■ Given instruction ■
Give the number of lines holding the string "repairing" and nothing more.

■ Records for processing ■

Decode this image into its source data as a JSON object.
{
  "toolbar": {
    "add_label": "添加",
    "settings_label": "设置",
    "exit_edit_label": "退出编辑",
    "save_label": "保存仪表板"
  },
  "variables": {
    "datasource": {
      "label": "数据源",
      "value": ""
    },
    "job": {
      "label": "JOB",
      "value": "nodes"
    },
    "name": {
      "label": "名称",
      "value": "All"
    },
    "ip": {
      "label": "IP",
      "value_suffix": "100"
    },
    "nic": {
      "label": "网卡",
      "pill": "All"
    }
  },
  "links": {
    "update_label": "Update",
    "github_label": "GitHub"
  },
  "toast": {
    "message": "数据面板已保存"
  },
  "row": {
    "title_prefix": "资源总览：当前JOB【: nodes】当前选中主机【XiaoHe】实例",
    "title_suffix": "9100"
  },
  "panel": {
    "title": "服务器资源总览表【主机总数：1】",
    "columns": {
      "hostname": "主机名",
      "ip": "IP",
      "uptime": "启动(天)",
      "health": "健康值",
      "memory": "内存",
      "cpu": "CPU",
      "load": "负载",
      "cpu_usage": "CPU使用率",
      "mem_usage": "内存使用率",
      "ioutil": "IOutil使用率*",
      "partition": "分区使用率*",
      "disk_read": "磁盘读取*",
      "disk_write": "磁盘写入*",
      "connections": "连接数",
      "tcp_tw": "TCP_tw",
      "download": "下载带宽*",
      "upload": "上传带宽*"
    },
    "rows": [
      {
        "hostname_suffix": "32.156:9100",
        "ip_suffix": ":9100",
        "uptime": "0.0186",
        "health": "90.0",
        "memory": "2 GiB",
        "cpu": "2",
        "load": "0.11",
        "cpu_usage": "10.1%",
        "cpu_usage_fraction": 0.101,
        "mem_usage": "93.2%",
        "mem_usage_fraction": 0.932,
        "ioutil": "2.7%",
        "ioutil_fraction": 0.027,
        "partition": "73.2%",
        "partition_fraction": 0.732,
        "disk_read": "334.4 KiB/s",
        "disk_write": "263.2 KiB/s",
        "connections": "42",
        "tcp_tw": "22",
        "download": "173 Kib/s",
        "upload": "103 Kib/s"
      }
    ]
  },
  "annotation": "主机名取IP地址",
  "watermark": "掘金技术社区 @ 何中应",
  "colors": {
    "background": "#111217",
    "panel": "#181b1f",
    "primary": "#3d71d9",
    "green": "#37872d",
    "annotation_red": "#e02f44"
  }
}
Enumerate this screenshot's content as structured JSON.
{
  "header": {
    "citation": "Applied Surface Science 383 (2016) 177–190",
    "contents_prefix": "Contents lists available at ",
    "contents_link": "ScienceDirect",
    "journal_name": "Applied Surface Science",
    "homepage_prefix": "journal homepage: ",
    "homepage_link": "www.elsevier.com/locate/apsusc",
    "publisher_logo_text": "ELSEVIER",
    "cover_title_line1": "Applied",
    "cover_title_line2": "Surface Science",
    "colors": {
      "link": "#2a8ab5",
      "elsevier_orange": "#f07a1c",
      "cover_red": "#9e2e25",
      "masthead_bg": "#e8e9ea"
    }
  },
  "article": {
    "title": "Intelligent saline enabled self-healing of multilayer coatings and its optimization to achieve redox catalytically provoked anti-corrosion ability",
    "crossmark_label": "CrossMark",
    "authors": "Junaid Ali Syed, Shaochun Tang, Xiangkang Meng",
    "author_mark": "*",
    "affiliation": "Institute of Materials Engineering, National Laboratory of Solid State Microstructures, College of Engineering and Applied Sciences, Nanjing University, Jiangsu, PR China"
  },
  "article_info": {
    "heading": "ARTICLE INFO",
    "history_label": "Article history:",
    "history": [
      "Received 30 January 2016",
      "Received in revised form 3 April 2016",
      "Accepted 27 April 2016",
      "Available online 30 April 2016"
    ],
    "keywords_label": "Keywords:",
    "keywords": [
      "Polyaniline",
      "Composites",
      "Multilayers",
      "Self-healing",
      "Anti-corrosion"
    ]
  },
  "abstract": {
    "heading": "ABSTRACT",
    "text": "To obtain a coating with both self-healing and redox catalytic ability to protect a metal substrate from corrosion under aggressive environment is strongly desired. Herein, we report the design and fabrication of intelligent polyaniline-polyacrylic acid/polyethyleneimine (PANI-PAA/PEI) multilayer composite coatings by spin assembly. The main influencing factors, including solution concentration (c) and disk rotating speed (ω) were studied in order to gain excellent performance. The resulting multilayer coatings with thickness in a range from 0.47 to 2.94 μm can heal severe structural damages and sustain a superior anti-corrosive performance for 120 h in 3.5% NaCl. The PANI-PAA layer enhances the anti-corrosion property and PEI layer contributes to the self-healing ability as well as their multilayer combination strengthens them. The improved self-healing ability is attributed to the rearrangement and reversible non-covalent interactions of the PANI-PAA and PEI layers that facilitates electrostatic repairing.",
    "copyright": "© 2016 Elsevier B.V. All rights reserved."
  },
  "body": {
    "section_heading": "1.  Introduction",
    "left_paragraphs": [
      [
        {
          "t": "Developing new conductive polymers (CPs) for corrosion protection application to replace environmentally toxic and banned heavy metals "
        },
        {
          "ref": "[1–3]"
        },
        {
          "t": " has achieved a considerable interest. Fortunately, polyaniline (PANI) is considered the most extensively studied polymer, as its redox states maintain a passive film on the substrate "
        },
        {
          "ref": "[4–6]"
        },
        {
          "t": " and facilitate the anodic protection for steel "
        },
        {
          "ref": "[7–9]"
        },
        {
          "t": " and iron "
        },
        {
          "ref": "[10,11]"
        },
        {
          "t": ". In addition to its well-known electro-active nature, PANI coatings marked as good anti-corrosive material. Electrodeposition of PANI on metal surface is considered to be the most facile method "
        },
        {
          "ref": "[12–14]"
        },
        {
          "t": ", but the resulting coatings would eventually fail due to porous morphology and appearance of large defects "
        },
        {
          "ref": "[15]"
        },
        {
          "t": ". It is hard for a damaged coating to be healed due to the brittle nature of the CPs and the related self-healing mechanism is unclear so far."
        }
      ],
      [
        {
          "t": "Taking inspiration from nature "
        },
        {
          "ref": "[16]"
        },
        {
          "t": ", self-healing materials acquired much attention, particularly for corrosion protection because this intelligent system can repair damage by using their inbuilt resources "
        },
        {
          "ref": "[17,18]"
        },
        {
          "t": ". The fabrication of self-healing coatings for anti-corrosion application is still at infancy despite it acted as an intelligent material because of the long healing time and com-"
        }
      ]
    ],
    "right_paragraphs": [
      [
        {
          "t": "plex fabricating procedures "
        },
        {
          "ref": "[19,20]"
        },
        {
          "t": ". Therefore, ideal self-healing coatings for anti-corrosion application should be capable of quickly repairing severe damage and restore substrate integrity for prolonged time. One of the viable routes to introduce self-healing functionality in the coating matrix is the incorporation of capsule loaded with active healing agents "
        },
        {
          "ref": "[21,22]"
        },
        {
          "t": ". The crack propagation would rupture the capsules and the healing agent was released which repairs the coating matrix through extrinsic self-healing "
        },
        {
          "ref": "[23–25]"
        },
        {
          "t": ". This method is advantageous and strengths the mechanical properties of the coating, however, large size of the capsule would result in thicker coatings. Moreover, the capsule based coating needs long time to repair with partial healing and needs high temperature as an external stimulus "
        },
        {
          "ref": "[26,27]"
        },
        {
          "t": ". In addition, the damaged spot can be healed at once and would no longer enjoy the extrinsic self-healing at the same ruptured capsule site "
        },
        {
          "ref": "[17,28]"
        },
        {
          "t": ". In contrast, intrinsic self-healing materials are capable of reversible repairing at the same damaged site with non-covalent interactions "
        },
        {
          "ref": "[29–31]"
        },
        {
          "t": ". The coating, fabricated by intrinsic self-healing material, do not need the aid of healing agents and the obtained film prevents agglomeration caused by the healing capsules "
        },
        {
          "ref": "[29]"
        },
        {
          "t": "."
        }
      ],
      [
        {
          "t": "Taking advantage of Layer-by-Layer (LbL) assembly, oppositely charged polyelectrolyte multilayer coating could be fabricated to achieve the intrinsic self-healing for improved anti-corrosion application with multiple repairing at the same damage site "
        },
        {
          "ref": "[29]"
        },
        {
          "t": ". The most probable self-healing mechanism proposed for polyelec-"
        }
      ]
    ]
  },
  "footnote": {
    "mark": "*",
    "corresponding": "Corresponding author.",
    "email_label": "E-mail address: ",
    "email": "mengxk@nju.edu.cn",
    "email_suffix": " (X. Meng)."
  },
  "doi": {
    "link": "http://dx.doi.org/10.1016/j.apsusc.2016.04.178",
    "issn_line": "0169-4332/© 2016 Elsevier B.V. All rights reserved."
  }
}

■ Finished exercise ■
4